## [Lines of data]
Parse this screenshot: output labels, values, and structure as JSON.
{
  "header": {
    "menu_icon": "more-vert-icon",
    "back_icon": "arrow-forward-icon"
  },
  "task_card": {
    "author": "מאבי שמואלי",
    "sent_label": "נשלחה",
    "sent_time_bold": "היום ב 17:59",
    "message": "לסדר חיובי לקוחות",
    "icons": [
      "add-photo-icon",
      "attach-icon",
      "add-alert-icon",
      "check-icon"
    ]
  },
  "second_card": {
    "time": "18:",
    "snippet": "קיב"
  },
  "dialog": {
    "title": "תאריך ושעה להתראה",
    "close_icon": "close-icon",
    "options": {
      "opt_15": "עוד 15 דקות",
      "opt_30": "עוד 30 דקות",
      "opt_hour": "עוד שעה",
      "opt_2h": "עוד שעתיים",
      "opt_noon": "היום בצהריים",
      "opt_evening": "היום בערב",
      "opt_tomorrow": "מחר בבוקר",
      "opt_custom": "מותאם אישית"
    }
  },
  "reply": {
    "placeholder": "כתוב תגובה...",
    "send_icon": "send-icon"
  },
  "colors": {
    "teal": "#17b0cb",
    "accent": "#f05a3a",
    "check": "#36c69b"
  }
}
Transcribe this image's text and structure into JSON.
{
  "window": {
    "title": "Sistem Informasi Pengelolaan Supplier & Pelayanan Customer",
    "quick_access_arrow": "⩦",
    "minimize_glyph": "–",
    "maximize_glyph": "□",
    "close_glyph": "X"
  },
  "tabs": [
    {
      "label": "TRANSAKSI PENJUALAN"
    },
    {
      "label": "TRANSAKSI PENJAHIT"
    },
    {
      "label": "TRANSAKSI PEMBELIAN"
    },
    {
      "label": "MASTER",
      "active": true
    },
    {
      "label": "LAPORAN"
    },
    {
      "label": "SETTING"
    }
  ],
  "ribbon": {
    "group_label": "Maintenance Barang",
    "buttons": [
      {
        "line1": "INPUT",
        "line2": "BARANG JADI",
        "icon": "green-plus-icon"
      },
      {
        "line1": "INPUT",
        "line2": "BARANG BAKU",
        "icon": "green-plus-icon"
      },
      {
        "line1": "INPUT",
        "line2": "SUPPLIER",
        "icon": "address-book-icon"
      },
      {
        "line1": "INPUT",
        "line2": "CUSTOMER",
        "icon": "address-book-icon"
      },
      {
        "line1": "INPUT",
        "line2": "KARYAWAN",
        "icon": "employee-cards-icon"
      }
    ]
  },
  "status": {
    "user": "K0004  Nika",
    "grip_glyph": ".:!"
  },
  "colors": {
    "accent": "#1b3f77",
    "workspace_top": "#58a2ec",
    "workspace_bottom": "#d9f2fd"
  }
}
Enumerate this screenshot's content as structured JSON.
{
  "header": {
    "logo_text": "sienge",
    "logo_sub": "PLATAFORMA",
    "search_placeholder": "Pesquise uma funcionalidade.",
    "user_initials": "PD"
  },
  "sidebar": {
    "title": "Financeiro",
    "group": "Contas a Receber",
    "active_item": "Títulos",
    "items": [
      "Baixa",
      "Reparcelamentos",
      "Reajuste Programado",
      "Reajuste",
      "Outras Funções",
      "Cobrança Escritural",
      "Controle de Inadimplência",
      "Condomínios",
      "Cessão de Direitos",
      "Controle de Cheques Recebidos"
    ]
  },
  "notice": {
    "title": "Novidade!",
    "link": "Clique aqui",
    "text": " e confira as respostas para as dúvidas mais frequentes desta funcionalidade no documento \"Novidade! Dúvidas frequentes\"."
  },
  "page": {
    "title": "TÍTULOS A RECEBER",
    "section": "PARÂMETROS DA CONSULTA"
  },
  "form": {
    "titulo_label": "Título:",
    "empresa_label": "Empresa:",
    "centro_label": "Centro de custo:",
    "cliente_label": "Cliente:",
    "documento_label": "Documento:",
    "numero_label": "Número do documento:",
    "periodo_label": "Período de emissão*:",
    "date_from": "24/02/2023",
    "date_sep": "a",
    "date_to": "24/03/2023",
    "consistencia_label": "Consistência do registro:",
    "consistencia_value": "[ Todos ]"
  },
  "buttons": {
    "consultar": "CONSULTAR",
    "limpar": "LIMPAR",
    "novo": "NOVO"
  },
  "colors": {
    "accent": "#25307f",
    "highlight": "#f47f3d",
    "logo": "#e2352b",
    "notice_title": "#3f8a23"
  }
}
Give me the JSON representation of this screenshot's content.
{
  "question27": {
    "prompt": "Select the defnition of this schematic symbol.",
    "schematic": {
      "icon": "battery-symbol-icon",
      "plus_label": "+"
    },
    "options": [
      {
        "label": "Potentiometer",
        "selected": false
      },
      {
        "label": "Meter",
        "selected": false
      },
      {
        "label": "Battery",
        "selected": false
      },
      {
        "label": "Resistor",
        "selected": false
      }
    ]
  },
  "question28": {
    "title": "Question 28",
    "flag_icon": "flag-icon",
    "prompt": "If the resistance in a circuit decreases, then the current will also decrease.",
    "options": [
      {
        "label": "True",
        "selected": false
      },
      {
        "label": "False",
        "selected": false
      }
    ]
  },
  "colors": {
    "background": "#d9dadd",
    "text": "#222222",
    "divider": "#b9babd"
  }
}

## [STATED GOAL]
Repeat the entries exactly, all of them.

## [COMPLETE OUTPUT]
Parse this screenshot: output labels, values, and structure as JSON.
{
  "header": {
    "menu_icon": "more-vert-icon",
    "back_icon": "arrow-forward-icon"
  },
  "task_card": {
    "author": "מאבי שמואלי",
    "sent_label": "נשלחה",
    "sent_time_bold": "היום ב 17:59",
    "message": "לסדר חיובי לקוחות",
    "icons": [
      "add-photo-icon",
      "attach-icon",
      "add-alert-icon",
      "check-icon"
    ]
  },
  "second_card": {
    "time": "18:",
    "snippet": "קיב"
  },
  "dialog": {
    "title": "תאריך ושעה להתראה",
    "close_icon": "close-icon",
    "options": {
      "opt_15": "עוד 15 דקות",
      "opt_30": "עוד 30 דקות",
      "opt_hour": "עוד שעה",
      "opt_2h": "עוד שעתיים",
      "opt_noon": "היום בצהריים",
      "opt_evening": "היום בערב",
      "opt_tomorrow": "מחר בבוקר",
      "opt_custom": "מותאם אישית"
    }
  },
  "reply": {
    "placeholder": "כתוב תגובה...",
    "send_icon": "send-icon"
  },
  "colors": {
    "teal": "#17b0cb",
    "accent": "#f05a3a",
    "check": "#36c69b"
  }
}
Transcribe this image's text and structure into JSON.
{
  "window": {
    "title": "Sistem Informasi Pengelolaan Supplier & Pelayanan Customer",
    "quick_access_arrow": "⩦",
    "minimize_glyph": "–",
    "maximize_glyph": "□",
    "close_glyph": "X"
  },
  "tabs": [
    {
      "label": "TRANSAKSI PENJUALAN"
    },
    {
      "label": "TRANSAKSI PENJAHIT"
    },
    {
      "label": "TRANSAKSI PEMBELIAN"
    },
    {
      "label": "MASTER",
      "active": true
    },
    {
      "label": "LAPORAN"
    },
    {
      "label": "SETTING"
    }
  ],
  "ribbon": {
    "group_label": "Maintenance Barang",
    "buttons": [
      {
        "line1": "INPUT",
        "line2": "BARANG JADI",
        "icon": "green-plus-icon"
      },
      {
        "line1": "INPUT",
        "line2": "BARANG BAKU",
        "icon": "green-plus-icon"
      },
      {
        "line1": "INPUT",
        "line2": "SUPPLIER",
        "icon": "address-book-icon"
      },
      {
        "line1": "INPUT",
        "line2": "CUSTOMER",
        "icon": "address-book-icon"
      },
      {
        "line1": "INPUT",
        "line2": "KARYAWAN",
        "icon": "employee-cards-icon"
      }
    ]
  },
  "status": {
    "user": "K0004  Nika",
    "grip_glyph": ".:!"
  },
  "colors": {
    "accent": "#1b3f77",
    "workspace_top": "#58a2ec",
    "workspace_bottom": "#d9f2fd"
  }
}
Enumerate this screenshot's content as structured JSON.
{
  "header": {
    "logo_text": "sienge",
    "logo_sub": "PLATAFORMA",
    "search_placeholder": "Pesquise uma funcionalidade.",
    "user_initials": "PD"
  },
  "sidebar": {
    "title": "Financeiro",
    "group": "Contas a Receber",
    "active_item": "Títulos",
    "items": [
      "Baixa",
      "Reparcelamentos",
      "Reajuste Programado",
      "Reajuste",
      "Outras Funções",
      "Cobrança Escritural",
      "Controle de Inadimplência",
      "Condomínios",
      "Cessão de Direitos",
      "Controle de Cheques Recebidos"
    ]
  },
  "notice": {
    "title": "Novidade!",
    "link": "Clique aqui",
    "text": " e confira as respostas para as dúvidas mais frequentes desta funcionalidade no documento \"Novidade! Dúvidas frequentes\"."
  },
  "page": {
    "title": "TÍTULOS A RECEBER",
    "section": "PARÂMETROS DA CONSULTA"
  },
  "form": {
    "titulo_label": "Título:",
    "empresa_label": "Empresa:",
    "centro_label": "Centro de custo:",
    "cliente_label": "Cliente:",
    "documento_label": "Documento:",
    "numero_label": "Número do documento:",
    "periodo_label": "Período de emissão*:",
    "date_from": "24/02/2023",
    "date_sep": "a",
    "date_to": "24/03/2023",
    "consistencia_label": "Consistência do registro:",
    "consistencia_value": "[ Todos ]"
  },
  "buttons": {
    "consultar": "CONSULTAR",
    "limpar": "LIMPAR",
    "novo": "NOVO"
  },
  "colors": {
    "accent": "#25307f",
    "highlight": "#f47f3d",
    "logo": "#e2352b",
    "notice_title": "#3f8a23"
  }
}
Give me the JSON representation of this screenshot's content.
{
  "question27": {
    "prompt": "Select the defnition of this schematic symbol.",
    "schematic": {
      "icon": "battery-symbol-icon",
      "plus_label": "+"
    },
    "options": [
      {
        "label": "Potentiometer",
        "selected": false
      },
      {
        "label": "Meter",
        "selected": false
      },
      {
        "label": "Battery",
        "selected": false
      },
      {
        "label": "Resistor",
        "selected": false
      }
    ]
  },
  "question28": {
    "title": "Question 28",
    "flag_icon": "flag-icon",
    "prompt": "If the resistance in a circuit decreases, then the current will also decrease.",
    "options": [
      {
        "label": "True",
        "selected": false
      },
      {
        "label": "False",
        "selected": false
      }
    ]
  },
  "colors": {
    "background": "#d9dadd",
    "text": "#222222",
    "divider": "#b9babd"
  }
}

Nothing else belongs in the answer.